(Records of document pages and text)

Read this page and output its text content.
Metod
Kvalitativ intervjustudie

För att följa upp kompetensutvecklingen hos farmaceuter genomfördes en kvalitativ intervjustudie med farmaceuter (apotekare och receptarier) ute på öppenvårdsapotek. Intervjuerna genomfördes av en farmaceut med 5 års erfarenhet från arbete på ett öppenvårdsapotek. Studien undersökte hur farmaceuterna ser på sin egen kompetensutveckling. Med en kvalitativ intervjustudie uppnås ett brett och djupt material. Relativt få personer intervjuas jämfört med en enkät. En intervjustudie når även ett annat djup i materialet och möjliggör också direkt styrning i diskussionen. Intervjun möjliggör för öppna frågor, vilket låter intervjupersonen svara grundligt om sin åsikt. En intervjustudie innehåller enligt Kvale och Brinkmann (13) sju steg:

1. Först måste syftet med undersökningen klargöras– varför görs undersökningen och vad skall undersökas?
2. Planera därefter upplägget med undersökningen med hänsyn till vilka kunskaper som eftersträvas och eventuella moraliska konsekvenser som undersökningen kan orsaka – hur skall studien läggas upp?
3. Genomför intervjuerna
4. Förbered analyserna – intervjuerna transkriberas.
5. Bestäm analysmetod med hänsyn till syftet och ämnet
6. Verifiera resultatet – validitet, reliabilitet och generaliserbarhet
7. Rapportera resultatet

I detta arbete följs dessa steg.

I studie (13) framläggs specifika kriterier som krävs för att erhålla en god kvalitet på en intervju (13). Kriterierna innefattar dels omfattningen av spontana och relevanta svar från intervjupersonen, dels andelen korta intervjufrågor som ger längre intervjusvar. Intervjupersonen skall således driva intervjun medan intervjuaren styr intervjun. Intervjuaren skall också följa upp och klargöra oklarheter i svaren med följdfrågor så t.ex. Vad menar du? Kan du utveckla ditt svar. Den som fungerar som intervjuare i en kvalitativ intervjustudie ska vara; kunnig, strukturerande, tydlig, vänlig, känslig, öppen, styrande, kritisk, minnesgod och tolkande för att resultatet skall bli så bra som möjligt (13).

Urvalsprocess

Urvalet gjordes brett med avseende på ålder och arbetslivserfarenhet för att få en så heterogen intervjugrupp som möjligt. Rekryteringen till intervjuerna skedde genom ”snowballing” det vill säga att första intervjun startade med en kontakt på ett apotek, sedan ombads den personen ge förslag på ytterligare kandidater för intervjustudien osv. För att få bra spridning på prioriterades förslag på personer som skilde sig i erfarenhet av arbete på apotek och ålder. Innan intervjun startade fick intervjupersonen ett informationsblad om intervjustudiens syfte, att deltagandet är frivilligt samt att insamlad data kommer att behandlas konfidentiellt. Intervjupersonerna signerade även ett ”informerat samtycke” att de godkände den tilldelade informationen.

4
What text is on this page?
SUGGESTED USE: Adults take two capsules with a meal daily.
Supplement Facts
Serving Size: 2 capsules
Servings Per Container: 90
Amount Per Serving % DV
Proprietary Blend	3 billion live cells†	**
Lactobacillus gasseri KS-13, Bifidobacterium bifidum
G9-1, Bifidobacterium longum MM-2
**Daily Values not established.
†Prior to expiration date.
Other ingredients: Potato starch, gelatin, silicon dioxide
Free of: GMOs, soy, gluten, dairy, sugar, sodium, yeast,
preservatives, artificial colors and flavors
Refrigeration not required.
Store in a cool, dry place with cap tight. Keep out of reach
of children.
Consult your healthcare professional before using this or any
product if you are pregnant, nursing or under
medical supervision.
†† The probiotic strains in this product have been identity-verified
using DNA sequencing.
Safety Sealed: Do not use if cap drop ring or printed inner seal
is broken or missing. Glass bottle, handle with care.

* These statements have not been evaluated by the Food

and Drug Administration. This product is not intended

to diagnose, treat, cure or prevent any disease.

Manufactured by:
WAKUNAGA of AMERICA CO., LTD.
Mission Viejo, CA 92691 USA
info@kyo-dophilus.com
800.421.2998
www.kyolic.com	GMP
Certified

...

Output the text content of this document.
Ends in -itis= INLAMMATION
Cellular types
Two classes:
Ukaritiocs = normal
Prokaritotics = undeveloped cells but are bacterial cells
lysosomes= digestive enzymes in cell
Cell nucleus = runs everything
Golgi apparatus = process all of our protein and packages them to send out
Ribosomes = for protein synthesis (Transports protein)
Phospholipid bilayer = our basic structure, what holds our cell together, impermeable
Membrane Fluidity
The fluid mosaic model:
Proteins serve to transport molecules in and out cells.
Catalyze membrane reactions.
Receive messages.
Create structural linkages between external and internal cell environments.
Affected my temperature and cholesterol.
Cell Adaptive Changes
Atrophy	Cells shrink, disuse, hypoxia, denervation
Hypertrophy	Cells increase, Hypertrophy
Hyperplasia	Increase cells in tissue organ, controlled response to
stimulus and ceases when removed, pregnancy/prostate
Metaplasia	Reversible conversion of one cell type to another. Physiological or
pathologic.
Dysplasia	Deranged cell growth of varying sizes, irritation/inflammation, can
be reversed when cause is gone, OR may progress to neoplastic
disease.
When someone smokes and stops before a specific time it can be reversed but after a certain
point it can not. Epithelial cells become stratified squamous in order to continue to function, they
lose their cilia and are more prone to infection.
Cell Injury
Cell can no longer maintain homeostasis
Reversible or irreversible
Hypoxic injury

==

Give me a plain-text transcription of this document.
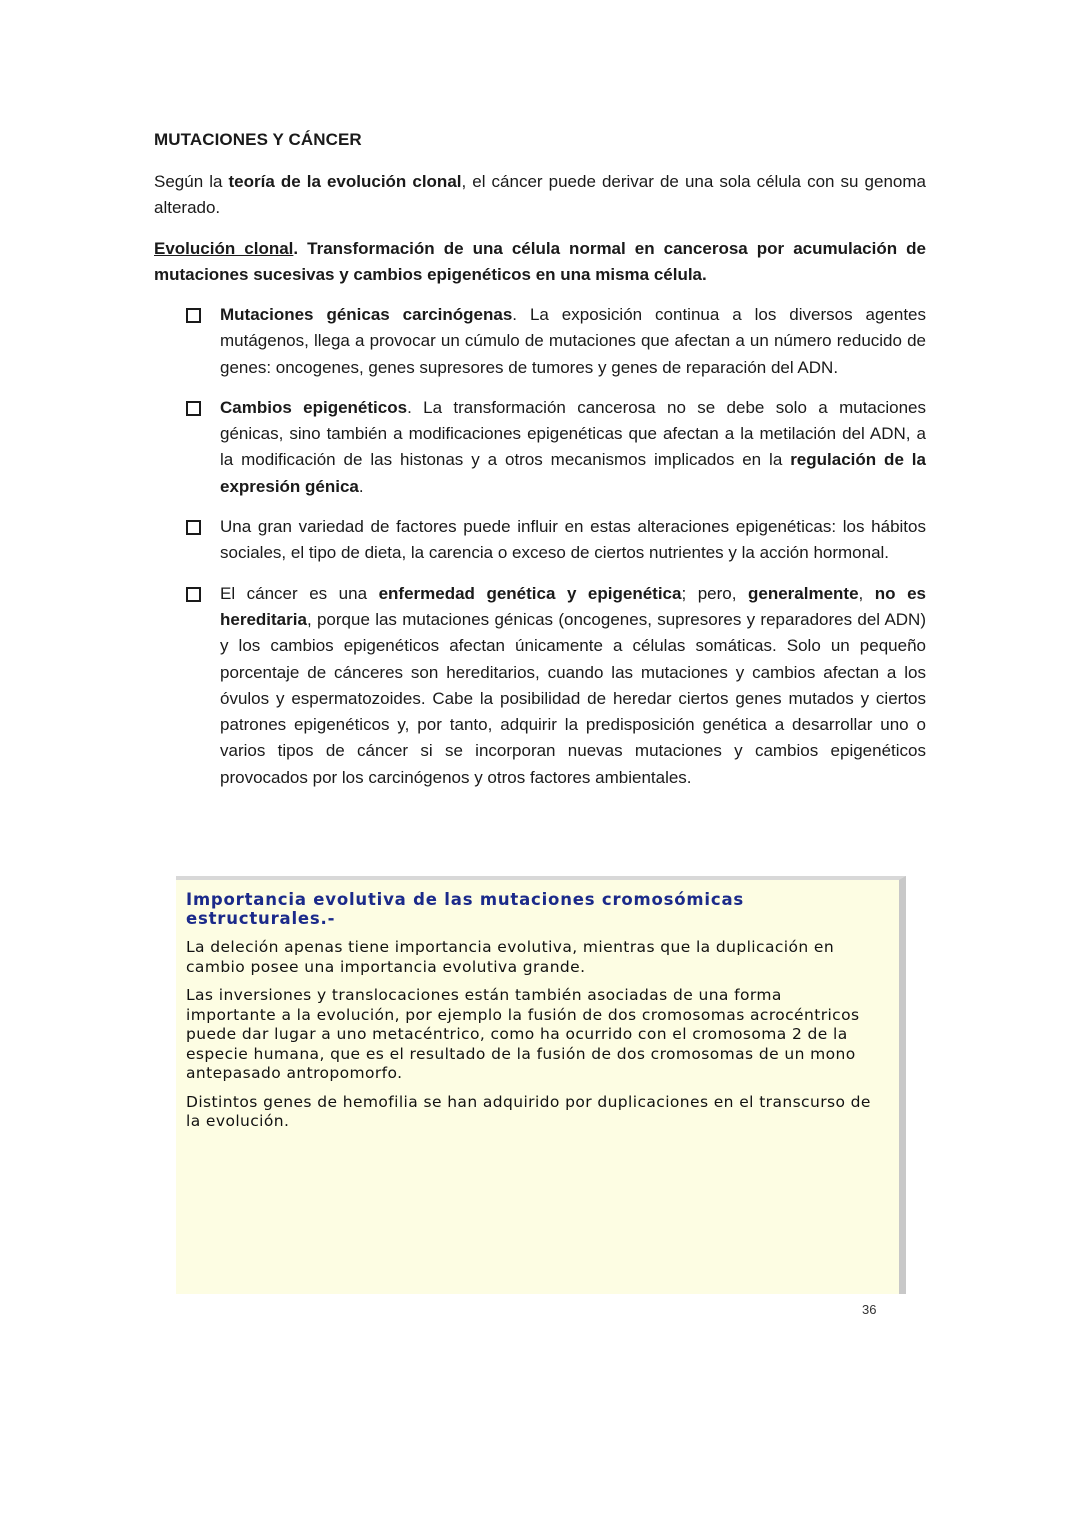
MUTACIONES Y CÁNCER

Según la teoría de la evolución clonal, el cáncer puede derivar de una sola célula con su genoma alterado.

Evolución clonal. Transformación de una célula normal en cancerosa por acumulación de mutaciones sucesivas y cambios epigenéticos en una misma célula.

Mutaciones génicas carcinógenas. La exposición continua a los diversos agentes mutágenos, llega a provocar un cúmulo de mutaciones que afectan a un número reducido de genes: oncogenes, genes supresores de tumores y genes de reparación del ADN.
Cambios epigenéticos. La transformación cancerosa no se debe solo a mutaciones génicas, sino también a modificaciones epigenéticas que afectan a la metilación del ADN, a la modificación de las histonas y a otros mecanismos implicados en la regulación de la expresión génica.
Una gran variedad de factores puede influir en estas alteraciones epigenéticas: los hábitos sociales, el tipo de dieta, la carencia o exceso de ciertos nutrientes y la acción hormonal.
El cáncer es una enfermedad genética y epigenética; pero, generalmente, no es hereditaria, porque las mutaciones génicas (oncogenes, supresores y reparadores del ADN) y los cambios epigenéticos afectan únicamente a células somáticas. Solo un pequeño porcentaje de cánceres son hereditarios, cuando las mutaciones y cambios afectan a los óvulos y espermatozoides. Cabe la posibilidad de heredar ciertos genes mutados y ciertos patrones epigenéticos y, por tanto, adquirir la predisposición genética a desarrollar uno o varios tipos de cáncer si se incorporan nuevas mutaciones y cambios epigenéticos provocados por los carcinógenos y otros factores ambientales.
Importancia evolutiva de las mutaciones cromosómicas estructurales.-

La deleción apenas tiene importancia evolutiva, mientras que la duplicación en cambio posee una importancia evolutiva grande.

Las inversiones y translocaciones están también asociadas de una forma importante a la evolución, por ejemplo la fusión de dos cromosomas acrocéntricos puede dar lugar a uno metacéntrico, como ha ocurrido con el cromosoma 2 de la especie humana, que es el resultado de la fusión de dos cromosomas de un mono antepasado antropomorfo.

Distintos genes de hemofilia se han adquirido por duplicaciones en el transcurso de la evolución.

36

- _Your objective_: Check each line of the records for the word "before" and extract those that contain it.

- _Exercise output_:
Consult your healthcare professional before using this or any
When someone smokes and stops before a specific time it can be reversed but after a certain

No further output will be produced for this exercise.